Figure record extracts:
__________
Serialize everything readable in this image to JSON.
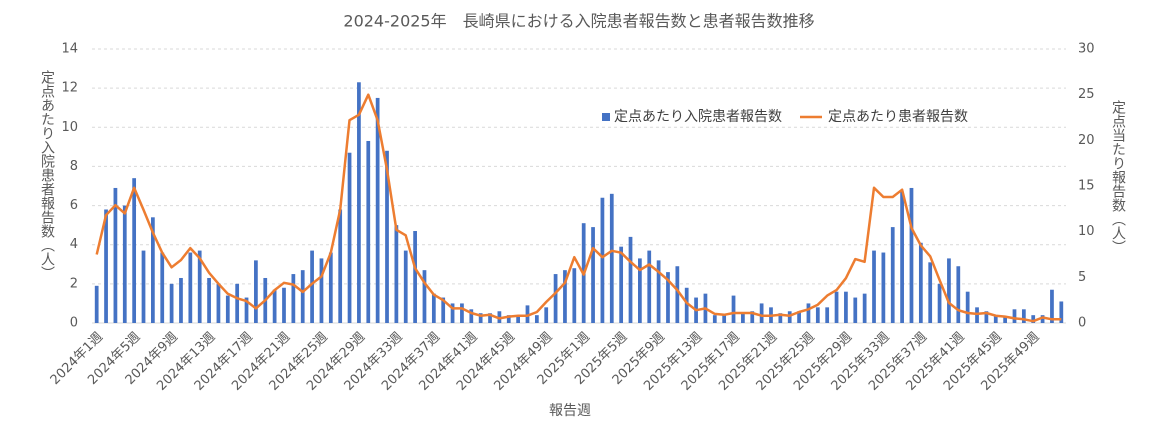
{
  "chart_data": {
    "type": "combo",
    "title": "2024-2025年　長崎県における入院患者報告数と患者報告数推移",
    "x_label": "報告週",
    "y_label": "定点あたり入院患者報告数（人）",
    "y2_label": "定点当たり報告数（人）",
    "categories": [
      "2024年1週",
      null,
      null,
      null,
      "2024年5週",
      null,
      null,
      null,
      "2024年9週",
      null,
      null,
      null,
      "2024年13週",
      null,
      null,
      null,
      "2024年17週",
      null,
      null,
      null,
      "2024年21週",
      null,
      null,
      null,
      "2024年25週",
      null,
      null,
      null,
      "2024年29週",
      null,
      null,
      null,
      "2024年33週",
      null,
      null,
      null,
      "2024年37週",
      null,
      null,
      null,
      "2024年41週",
      null,
      null,
      null,
      "2024年45週",
      null,
      null,
      null,
      "2024年49週",
      null,
      null,
      null,
      "2025年1週",
      null,
      null,
      null,
      "2025年5週",
      null,
      null,
      null,
      "2025年9週",
      null,
      null,
      null,
      "2025年13週",
      null,
      null,
      null,
      "2025年17週",
      null,
      null,
      null,
      "2025年21週",
      null,
      null,
      null,
      "2025年25週",
      null,
      null,
      null,
      "2025年29週",
      null,
      null,
      null,
      "2025年33週",
      null,
      null,
      null,
      "2025年37週",
      null,
      null,
      null,
      "2025年41週",
      null,
      null,
      null,
      "2025年45週",
      null,
      null,
      null,
      "2025年49週",
      null,
      null,
      null
    ],
    "series": [
      {
        "name": "定点あたり入院患者報告数",
        "type": "bar",
        "axis": "y",
        "color": "#4472c4",
        "values": [
          1.9,
          5.8,
          6.9,
          6.0,
          7.4,
          3.7,
          5.4,
          3.6,
          2.0,
          2.3,
          3.6,
          3.7,
          2.3,
          2.0,
          1.4,
          2.0,
          1.3,
          3.2,
          2.3,
          1.7,
          1.8,
          2.5,
          2.7,
          3.7,
          3.3,
          3.6,
          5.8,
          8.7,
          12.3,
          9.3,
          11.5,
          8.8,
          5.0,
          3.7,
          4.7,
          2.7,
          1.5,
          1.3,
          1.0,
          1.0,
          0.7,
          0.5,
          0.5,
          0.6,
          0.4,
          0.4,
          0.9,
          0.4,
          0.8,
          2.5,
          2.7,
          2.8,
          5.1,
          4.9,
          6.4,
          6.6,
          3.9,
          4.4,
          3.3,
          3.7,
          3.2,
          2.6,
          2.9,
          1.8,
          1.3,
          1.5,
          0.4,
          0.4,
          1.4,
          0.5,
          0.6,
          1.0,
          0.8,
          0.5,
          0.6,
          0.6,
          1.0,
          0.8,
          0.8,
          1.6,
          1.6,
          1.3,
          1.5,
          3.7,
          3.6,
          4.9,
          6.7,
          6.9,
          4.1,
          3.1,
          2.0,
          3.3,
          2.9,
          1.6,
          0.8,
          0.6,
          0.4,
          0.3,
          0.7,
          0.7,
          0.4,
          0.4,
          1.7,
          1.1
        ]
      },
      {
        "name": "定点あたり患者報告数",
        "type": "line",
        "axis": "y2",
        "color": "#ed7d31",
        "values": [
          7.5,
          11.8,
          12.9,
          12.0,
          14.8,
          12.4,
          9.9,
          7.7,
          6.1,
          6.9,
          8.2,
          7.1,
          5.5,
          4.3,
          3.2,
          2.7,
          2.4,
          1.6,
          2.5,
          3.6,
          4.4,
          4.2,
          3.4,
          4.3,
          5.1,
          7.7,
          12.4,
          22.2,
          22.8,
          25.0,
          22.2,
          16.8,
          10.2,
          9.6,
          6.0,
          4.4,
          3.1,
          2.5,
          1.6,
          1.6,
          1.1,
          0.8,
          0.9,
          0.5,
          0.7,
          0.8,
          0.8,
          1.2,
          2.3,
          3.3,
          4.4,
          7.2,
          5.3,
          8.2,
          7.2,
          7.9,
          7.7,
          6.7,
          5.8,
          6.4,
          5.6,
          4.7,
          3.6,
          2.2,
          1.4,
          1.6,
          1.0,
          0.9,
          1.1,
          1.1,
          1.1,
          0.8,
          0.8,
          0.9,
          0.8,
          1.2,
          1.5,
          2.0,
          3.0,
          3.6,
          4.9,
          7.0,
          6.7,
          14.8,
          13.8,
          13.8,
          14.6,
          10.4,
          8.5,
          7.3,
          4.7,
          2.2,
          1.4,
          1.1,
          1.0,
          1.1,
          0.8,
          0.7,
          0.5,
          0.4,
          0.2,
          0.6,
          0.4,
          0.4
        ]
      }
    ],
    "ylim": [
      0,
      14
    ],
    "yticks": [
      0,
      2,
      4,
      6,
      8,
      10,
      12,
      14
    ],
    "y2lim": [
      0,
      30
    ],
    "y2ticks": [
      0,
      5,
      10,
      15,
      20,
      25,
      30
    ],
    "grid": true,
    "legend": "top-right"
  }
}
__________
__Written exercise__
Restate each entry word for word, please, but drop any images it holds.

__Response to the exercise__
Serialize everything readable in this image to JSON.
{
  "chart_data": {
    "type": "combo",
    "title": "2024-2025年　長崎県における入院患者報告数と患者報告数推移",
    "x_label": "報告週",
    "y_label": "定点あたり入院患者報告数（人）",
    "y2_label": "定点当たり報告数（人）",
    "categories": [
      "2024年1週",
      null,
      null,
      null,
      "2024年5週",
      null,
      null,
      null,
      "2024年9週",
      null,
      null,
      null,
      "2024年13週",
      null,
      null,
      null,
      "2024年17週",
      null,
      null,
      null,
      "2024年21週",
      null,
      null,
      null,
      "2024年25週",
      null,
      null,
      null,
      "2024年29週",
      null,
      null,
      null,
      "2024年33週",
      null,
      null,
      null,
      "2024年37週",
      null,
      null,
      null,
      "2024年41週",
      null,
      null,
      null,
      "2024年45週",
      null,
      null,
      null,
      "2024年49週",
      null,
      null,
      null,
      "2025年1週",
      null,
      null,
      null,
      "2025年5週",
      null,
      null,
      null,
      "2025年9週",
      null,
      null,
      null,
      "2025年13週",
      null,
      null,
      null,
      "2025年17週",
      null,
      null,
      null,
      "2025年21週",
      null,
      null,
      null,
      "2025年25週",
      null,
      null,
      null,
      "2025年29週",
      null,
      null,
      null,
      "2025年33週",
      null,
      null,
      null,
      "2025年37週",
      null,
      null,
      null,
      "2025年41週",
      null,
      null,
      null,
      "2025年45週",
      null,
      null,
      null,
      "2025年49週",
      null,
      null,
      null
    ],
    "series": [
      {
        "name": "定点あたり入院患者報告数",
        "type": "bar",
        "axis": "y",
        "color": "#4472c4",
        "values": [
          1.9,
          5.8,
          6.9,
          6.0,
          7.4,
          3.7,
          5.4,
          3.6,
          2.0,
          2.3,
          3.6,
          3.7,
          2.3,
          2.0,
          1.4,
          2.0,
          1.3,
          3.2,
          2.3,
          1.7,
          1.8,
          2.5,
          2.7,
          3.7,
          3.3,
          3.6,
          5.8,
          8.7,
          12.3,
          9.3,
          11.5,
          8.8,
          5.0,
          3.7,
          4.7,
          2.7,
          1.5,
          1.3,
          1.0,
          1.0,
          0.7,
          0.5,
          0.5,
          0.6,
          0.4,
          0.4,
          0.9,
          0.4,
          0.8,
          2.5,
          2.7,
          2.8,
          5.1,
          4.9,
          6.4,
          6.6,
          3.9,
          4.4,
          3.3,
          3.7,
          3.2,
          2.6,
          2.9,
          1.8,
          1.3,
          1.5,
          0.4,
          0.4,
          1.4,
          0.5,
          0.6,
          1.0,
          0.8,
          0.5,
          0.6,
          0.6,
          1.0,
          0.8,
          0.8,
          1.6,
          1.6,
          1.3,
          1.5,
          3.7,
          3.6,
          4.9,
          6.7,
          6.9,
          4.1,
          3.1,
          2.0,
          3.3,
          2.9,
          1.6,
          0.8,
          0.6,
          0.4,
          0.3,
          0.7,
          0.7,
          0.4,
          0.4,
          1.7,
          1.1
        ]
      },
      {
        "name": "定点あたり患者報告数",
        "type": "line",
        "axis": "y2",
        "color": "#ed7d31",
        "values": [
          7.5,
          11.8,
          12.9,
          12.0,
          14.8,
          12.4,
          9.9,
          7.7,
          6.1,
          6.9,
          8.2,
          7.1,
          5.5,
          4.3,
          3.2,
          2.7,
          2.4,
          1.6,
          2.5,
          3.6,
          4.4,
          4.2,
          3.4,
          4.3,
          5.1,
          7.7,
          12.4,
          22.2,
          22.8,
          25.0,
          22.2,
          16.8,
          10.2,
          9.6,
          6.0,
          4.4,
          3.1,
          2.5,
          1.6,
          1.6,
          1.1,
          0.8,
          0.9,
          0.5,
          0.7,
          0.8,
          0.8,
          1.2,
          2.3,
          3.3,
          4.4,
          7.2,
          5.3,
          8.2,
          7.2,
          7.9,
          7.7,
          6.7,
          5.8,
          6.4,
          5.6,
          4.7,
          3.6,
          2.2,
          1.4,
          1.6,
          1.0,
          0.9,
          1.1,
          1.1,
          1.1,
          0.8,
          0.8,
          0.9,
          0.8,
          1.2,
          1.5,
          2.0,
          3.0,
          3.6,
          4.9,
          7.0,
          6.7,
          14.8,
          13.8,
          13.8,
          14.6,
          10.4,
          8.5,
          7.3,
          4.7,
          2.2,
          1.4,
          1.1,
          1.0,
          1.1,
          0.8,
          0.7,
          0.5,
          0.4,
          0.2,
          0.6,
          0.4,
          0.4
        ]
      }
    ],
    "ylim": [
      0,
      14
    ],
    "yticks": [
      0,
      2,
      4,
      6,
      8,
      10,
      12,
      14
    ],
    "y2lim": [
      0,
      30
    ],
    "y2ticks": [
      0,
      5,
      10,
      15,
      20,
      25,
      30
    ],
    "grid": true,
    "legend": "top-right"
  }
}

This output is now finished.